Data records
◆ ◆ ◆ ◆ ◆

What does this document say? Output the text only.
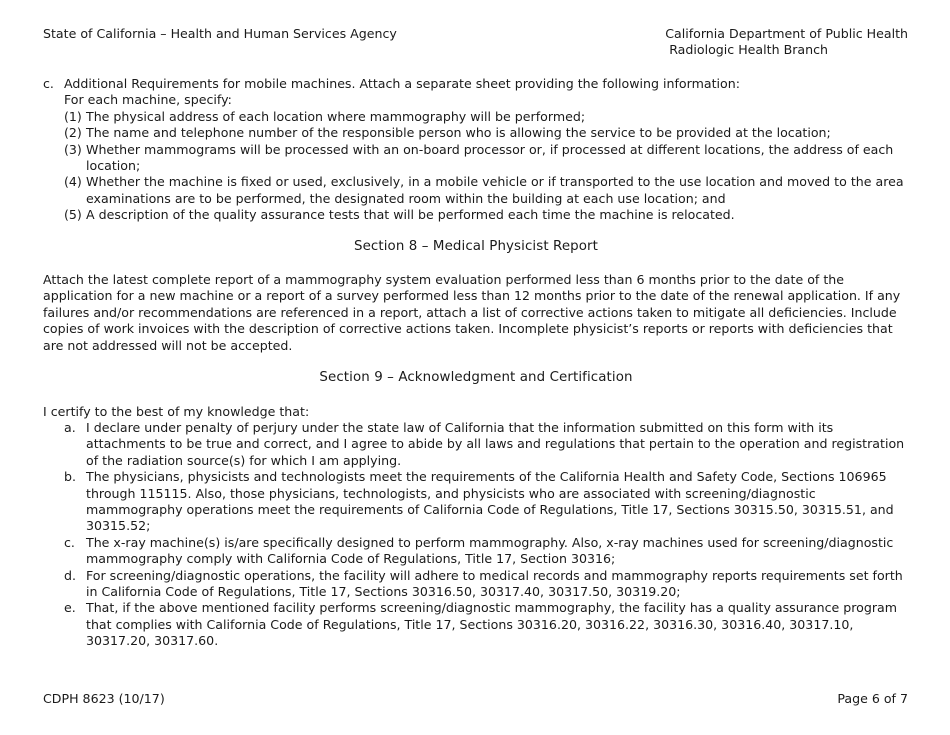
State of California – Health and Human Services Agency	California Department of Public Health
Radiologic Health Branch
c. Additional Requirements for mobile machines. Attach a separate sheet providing the following information:
For each machine, specify:
(1) The physical address of each location where mammography will be performed;
(2) The name and telephone number of the responsible person who is allowing the service to be provided at the location;
(3) Whether mammograms will be processed with an on-board processor or, if processed at different locations, the address of each location;
(4) Whether the machine is fixed or used, exclusively, in a mobile vehicle or if transported to the use location and moved to the area examinations are to be performed, the designated room within the building at each use location; and
(5) A description of the quality assurance tests that will be performed each time the machine is relocated.
Section 8 – Medical Physicist Report

Attach the latest complete report of a mammography system evaluation performed less than 6 months prior to the date of the application for a new machine or a report of a survey performed less than 12 months prior to the date of the renewal application. If any failures and/or recommendations are referenced in a report, attach a list of corrective actions taken to mitigate all deficiencies. Include copies of work invoices with the description of corrective actions taken. Incomplete physicist’s reports or reports with deficiencies that are not addressed will not be accepted.

Section 9 – Acknowledgment and Certification
I certify to the best of my knowledge that:
a. I declare under penalty of perjury under the state law of California that the information submitted on this form with its attachments to be true and correct, and I agree to abide by all laws and regulations that pertain to the operation and registration of the radiation source(s) for which I am applying.
b. The physicians, physicists and technologists meet the requirements of the California Health and Safety Code, Sections 106965 through 115115. Also, those physicians, technologists, and physicists who are associated with screening/diagnostic mammography operations meet the requirements of California Code of Regulations, Title 17, Sections 30315.50, 30315.51, and 30315.52;
c. The x-ray machine(s) is/are specifically designed to perform mammography. Also, x-ray machines used for screening/diagnostic mammography comply with California Code of Regulations, Title 17, Section 30316;
d. For screening/diagnostic operations, the facility will adhere to medical records and mammography reports requirements set forth in California Code of Regulations, Title 17, Sections 30316.50, 30317.40, 30317.50, 30319.20;
e. That, if the above mentioned facility performs screening/diagnostic mammography, the facility has a quality assurance program that complies with California Code of Regulations, Title 17, Sections 30316.20, 30316.22, 30316.30, 30316.40, 30317.10, 30317.20, 30317.60.
CDPH 8623 (10/17)	Page 6 of 7
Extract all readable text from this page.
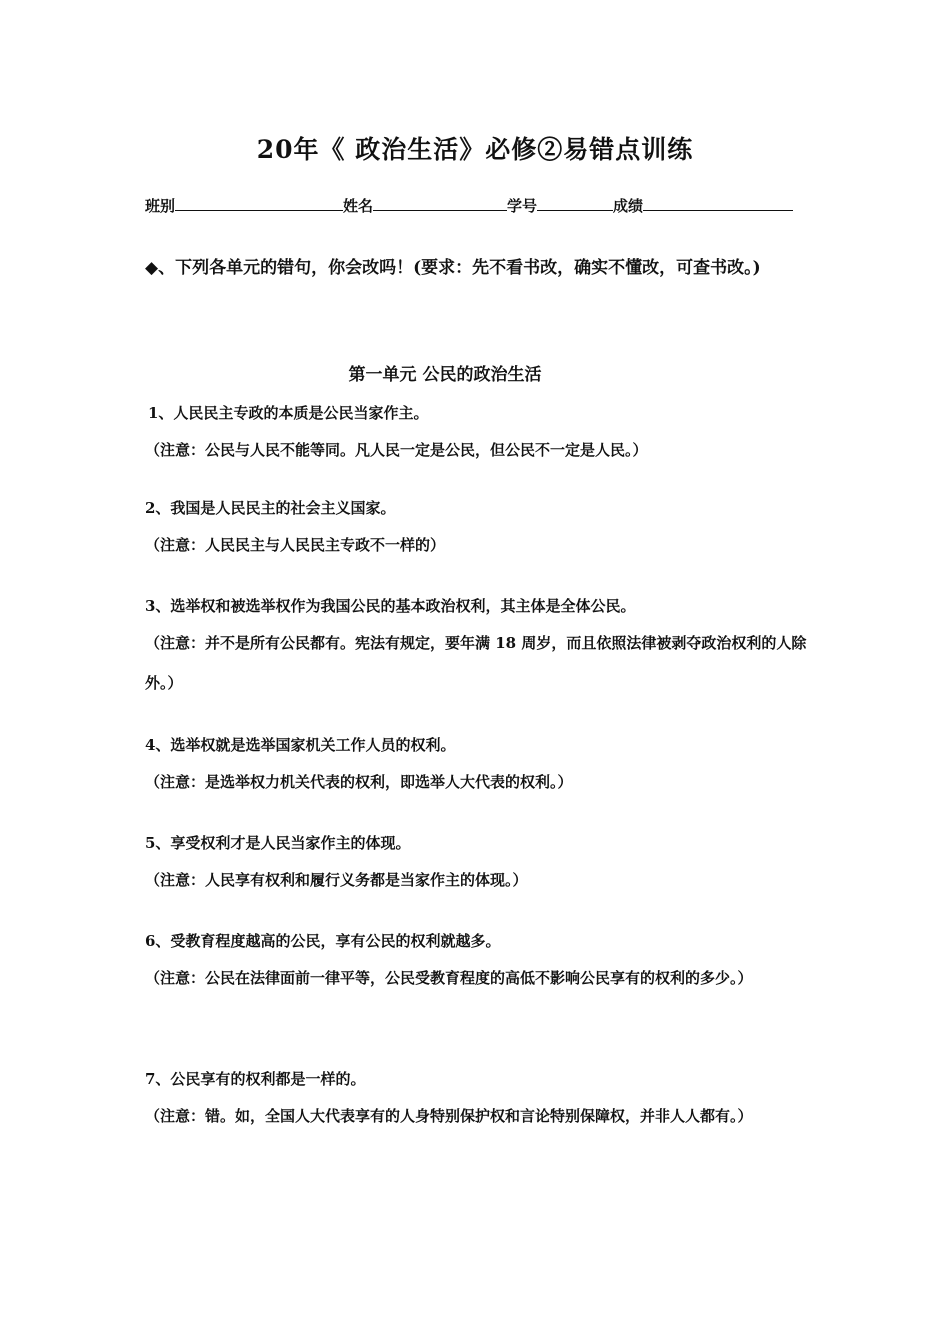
20年《 政治生活》必修②易错点训练
班别	姓名	学号	成绩
◆、下列各单元的错句，你会改吗！(要求：先不看书改，确实不懂改，可查书改。)
第一单元 公民的政治生活
1、人民民主专政的本质是公民当家作主。
（注意：公民与人民不能等同。凡人民一定是公民，但公民不一定是人民。）
2、我国是人民民主的社会主义国家。
（注意：人民民主与人民民主专政不一样的）
3、选举权和被选举权作为我国公民的基本政治权利，其主体是全体公民。
（注意：并不是所有公民都有。宪法有规定，要年满 18 周岁，而且依照法律被剥夺政治权利的人除外。）
4、选举权就是选举国家机关工作人员的权利。
（注意：是选举权力机关代表的权利，即选举人大代表的权利。）
5、享受权利才是人民当家作主的体现。
（注意：人民享有权利和履行义务都是当家作主的体现。）
6、受教育程度越高的公民，享有公民的权利就越多。
（注意：公民在法律面前一律平等，公民受教育程度的高低不影响公民享有的权利的多少。）
7、公民享有的权利都是一样的。
（注意：错。如，全国人大代表享有的人身特别保护权和言论特别保障权，并非人人都有。）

◆ ◆ ◆ ◆ ◆

* **THE PROBLEM**: Leave out the pictures and output the rest of the material exactly as written.

* **RESPONSE**:
What does this document say? Output the text only.
State of California – Health and Human Services Agency	California Department of Public Health
Radiologic Health Branch
c. Additional Requirements for mobile machines. Attach a separate sheet providing the following information:
For each machine, specify:
(1) The physical address of each location where mammography will be performed;
(2) The name and telephone number of the responsible person who is allowing the service to be provided at the location;
(3) Whether mammograms will be processed with an on-board processor or, if processed at different locations, the address of each location;
(4) Whether the machine is fixed or used, exclusively, in a mobile vehicle or if transported to the use location and moved to the area examinations are to be performed, the designated room within the building at each use location; and
(5) A description of the quality assurance tests that will be performed each time the machine is relocated.
Section 8 – Medical Physicist Report

Attach the latest complete report of a mammography system evaluation performed less than 6 months prior to the date of the application for a new machine or a report of a survey performed less than 12 months prior to the date of the renewal application. If any failures and/or recommendations are referenced in a report, attach a list of corrective actions taken to mitigate all deficiencies. Include copies of work invoices with the description of corrective actions taken. Incomplete physicist’s reports or reports with deficiencies that are not addressed will not be accepted.

Section 9 – Acknowledgment and Certification
I certify to the best of my knowledge that:
a. I declare under penalty of perjury under the state law of California that the information submitted on this form with its attachments to be true and correct, and I agree to abide by all laws and regulations that pertain to the operation and registration of the radiation source(s) for which I am applying.
b. The physicians, physicists and technologists meet the requirements of the California Health and Safety Code, Sections 106965 through 115115. Also, those physicians, technologists, and physicists who are associated with screening/diagnostic mammography operations meet the requirements of California Code of Regulations, Title 17, Sections 30315.50, 30315.51, and 30315.52;
c. The x-ray machine(s) is/are specifically designed to perform mammography. Also, x-ray machines used for screening/diagnostic mammography comply with California Code of Regulations, Title 17, Section 30316;
d. For screening/diagnostic operations, the facility will adhere to medical records and mammography reports requirements set forth in California Code of Regulations, Title 17, Sections 30316.50, 30317.40, 30317.50, 30319.20;
e. That, if the above mentioned facility performs screening/diagnostic mammography, the facility has a quality assurance program that complies with California Code of Regulations, Title 17, Sections 30316.20, 30316.22, 30316.30, 30316.40, 30317.10, 30317.20, 30317.60.
CDPH 8623 (10/17)	Page 6 of 7
Extract all readable text from this page.
20年《 政治生活》必修②易错点训练
班别	姓名	学号	成绩
◆、下列各单元的错句，你会改吗！(要求：先不看书改，确实不懂改，可查书改。)
第一单元 公民的政治生活
1、人民民主专政的本质是公民当家作主。
（注意：公民与人民不能等同。凡人民一定是公民，但公民不一定是人民。）
2、我国是人民民主的社会主义国家。
（注意：人民民主与人民民主专政不一样的）
3、选举权和被选举权作为我国公民的基本政治权利，其主体是全体公民。
（注意：并不是所有公民都有。宪法有规定，要年满 18 周岁，而且依照法律被剥夺政治权利的人除外。）
4、选举权就是选举国家机关工作人员的权利。
（注意：是选举权力机关代表的权利，即选举人大代表的权利。）
5、享受权利才是人民当家作主的体现。
（注意：人民享有权利和履行义务都是当家作主的体现。）
6、受教育程度越高的公民，享有公民的权利就越多。
（注意：公民在法律面前一律平等，公民受教育程度的高低不影响公民享有的权利的多少。）
7、公民享有的权利都是一样的。
（注意：错。如，全国人大代表享有的人身特别保护权和言论特别保障权，并非人人都有。）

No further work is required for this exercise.